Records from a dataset
• • • • •
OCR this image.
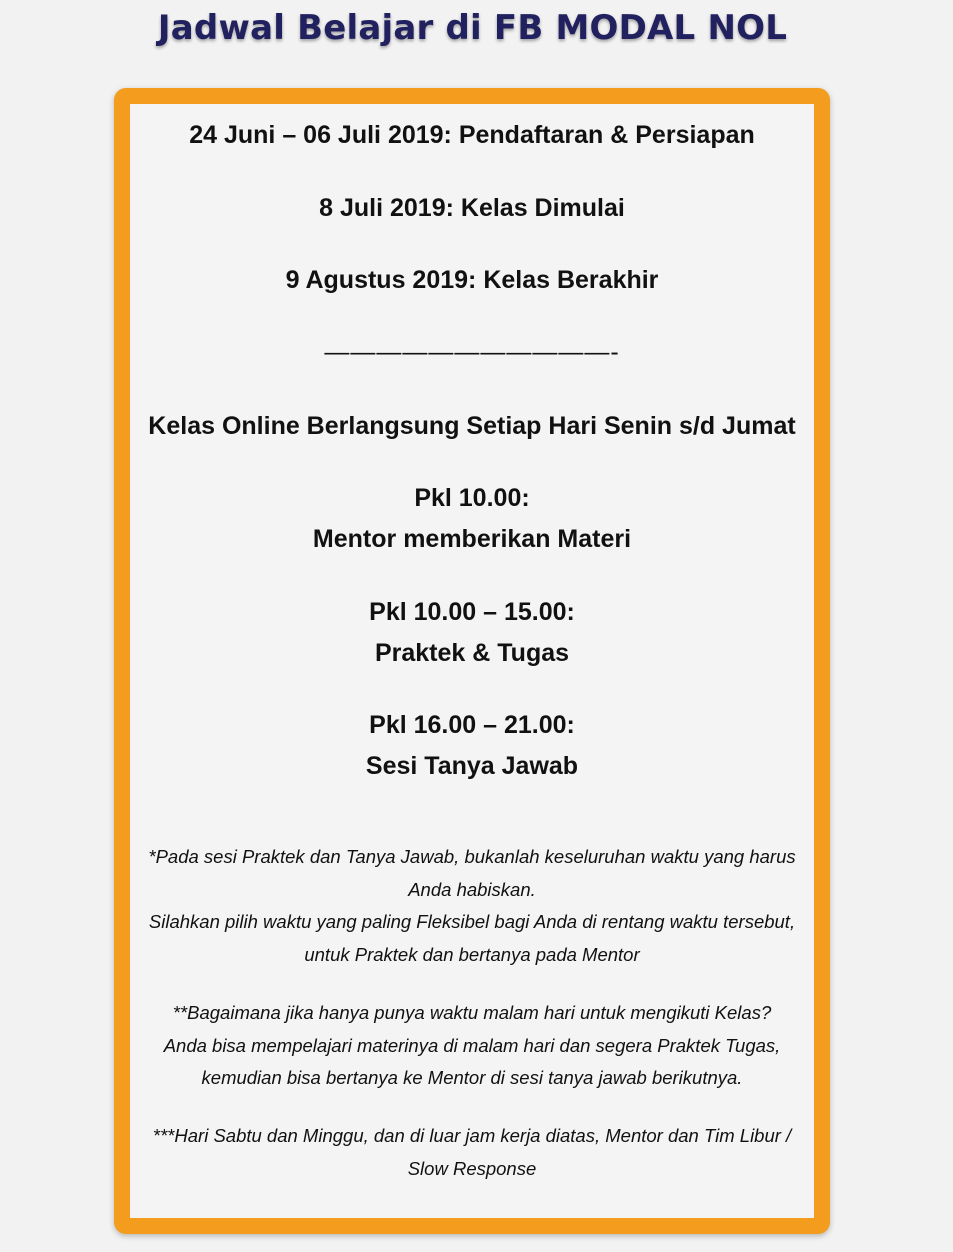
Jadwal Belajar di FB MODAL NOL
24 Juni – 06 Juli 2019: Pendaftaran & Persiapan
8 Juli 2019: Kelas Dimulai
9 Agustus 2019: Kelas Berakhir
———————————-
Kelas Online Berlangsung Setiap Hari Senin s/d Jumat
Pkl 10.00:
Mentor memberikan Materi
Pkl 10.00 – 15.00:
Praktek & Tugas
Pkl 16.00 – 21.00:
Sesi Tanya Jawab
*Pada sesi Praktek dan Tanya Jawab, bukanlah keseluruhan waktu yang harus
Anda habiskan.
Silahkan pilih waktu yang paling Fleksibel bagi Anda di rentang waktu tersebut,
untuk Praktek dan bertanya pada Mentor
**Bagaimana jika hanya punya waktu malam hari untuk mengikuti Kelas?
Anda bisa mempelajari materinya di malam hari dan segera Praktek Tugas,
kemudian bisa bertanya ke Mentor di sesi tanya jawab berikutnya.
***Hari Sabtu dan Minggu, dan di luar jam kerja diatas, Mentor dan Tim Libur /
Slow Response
• • • • •
The problem —
Reproduce every entry word for word, but skip any pictures.

Expected answer —
OCR this image.
Jadwal Belajar di FB MODAL NOL
24 Juni – 06 Juli 2019: Pendaftaran & Persiapan
8 Juli 2019: Kelas Dimulai
9 Agustus 2019: Kelas Berakhir
———————————-
Kelas Online Berlangsung Setiap Hari Senin s/d Jumat
Pkl 10.00:
Mentor memberikan Materi
Pkl 10.00 – 15.00:
Praktek & Tugas
Pkl 16.00 – 21.00:
Sesi Tanya Jawab
*Pada sesi Praktek dan Tanya Jawab, bukanlah keseluruhan waktu yang harus
Anda habiskan.
Silahkan pilih waktu yang paling Fleksibel bagi Anda di rentang waktu tersebut,
untuk Praktek dan bertanya pada Mentor
**Bagaimana jika hanya punya waktu malam hari untuk mengikuti Kelas?
Anda bisa mempelajari materinya di malam hari dan segera Praktek Tugas,
kemudian bisa bertanya ke Mentor di sesi tanya jawab berikutnya.
***Hari Sabtu dan Minggu, dan di luar jam kerja diatas, Mentor dan Tim Libur /
Slow Response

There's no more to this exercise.